> WHAT THE TASK REQUIRES
Locate the word "Примечание" in the entries below, then gather every line that holds it.

(A run of records)
━━━━━━━━━━
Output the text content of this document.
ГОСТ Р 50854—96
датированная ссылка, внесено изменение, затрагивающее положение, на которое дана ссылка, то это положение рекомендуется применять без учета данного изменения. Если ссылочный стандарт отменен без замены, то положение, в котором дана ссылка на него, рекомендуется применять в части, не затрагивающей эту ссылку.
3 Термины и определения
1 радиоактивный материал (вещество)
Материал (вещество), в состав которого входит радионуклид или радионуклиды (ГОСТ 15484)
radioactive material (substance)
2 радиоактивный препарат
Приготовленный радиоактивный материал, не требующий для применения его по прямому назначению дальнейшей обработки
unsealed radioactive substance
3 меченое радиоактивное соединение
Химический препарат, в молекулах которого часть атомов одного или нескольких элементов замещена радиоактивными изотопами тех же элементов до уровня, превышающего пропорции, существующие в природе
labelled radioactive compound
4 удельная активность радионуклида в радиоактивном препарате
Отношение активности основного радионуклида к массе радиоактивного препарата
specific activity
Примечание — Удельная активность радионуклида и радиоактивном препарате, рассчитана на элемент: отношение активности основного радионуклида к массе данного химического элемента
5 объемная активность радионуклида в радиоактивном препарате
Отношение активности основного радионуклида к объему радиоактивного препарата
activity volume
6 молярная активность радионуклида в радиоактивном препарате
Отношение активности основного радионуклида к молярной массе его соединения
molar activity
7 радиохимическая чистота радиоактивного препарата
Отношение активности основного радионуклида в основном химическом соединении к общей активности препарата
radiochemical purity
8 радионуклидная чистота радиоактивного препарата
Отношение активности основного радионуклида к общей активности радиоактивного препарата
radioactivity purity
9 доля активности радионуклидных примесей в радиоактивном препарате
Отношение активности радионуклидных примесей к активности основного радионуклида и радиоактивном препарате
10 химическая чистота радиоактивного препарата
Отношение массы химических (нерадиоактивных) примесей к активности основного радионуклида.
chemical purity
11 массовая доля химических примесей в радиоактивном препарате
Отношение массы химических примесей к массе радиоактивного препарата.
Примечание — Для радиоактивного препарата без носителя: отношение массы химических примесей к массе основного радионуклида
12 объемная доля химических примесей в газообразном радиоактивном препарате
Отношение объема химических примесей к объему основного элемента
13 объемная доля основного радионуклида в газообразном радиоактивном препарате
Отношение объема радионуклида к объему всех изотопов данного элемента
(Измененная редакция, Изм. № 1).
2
━━━━━━━━━━
> TASK ANSWER
Примечание — Удельная активность радионуклида и радиоактивном препарате, рассчитана на элемент: отношение активности основного радионуклида к массе данного химического элемента
Примечание — Для радиоактивного препарата без носителя: отношение массы химических примесей к массе основного радионуклида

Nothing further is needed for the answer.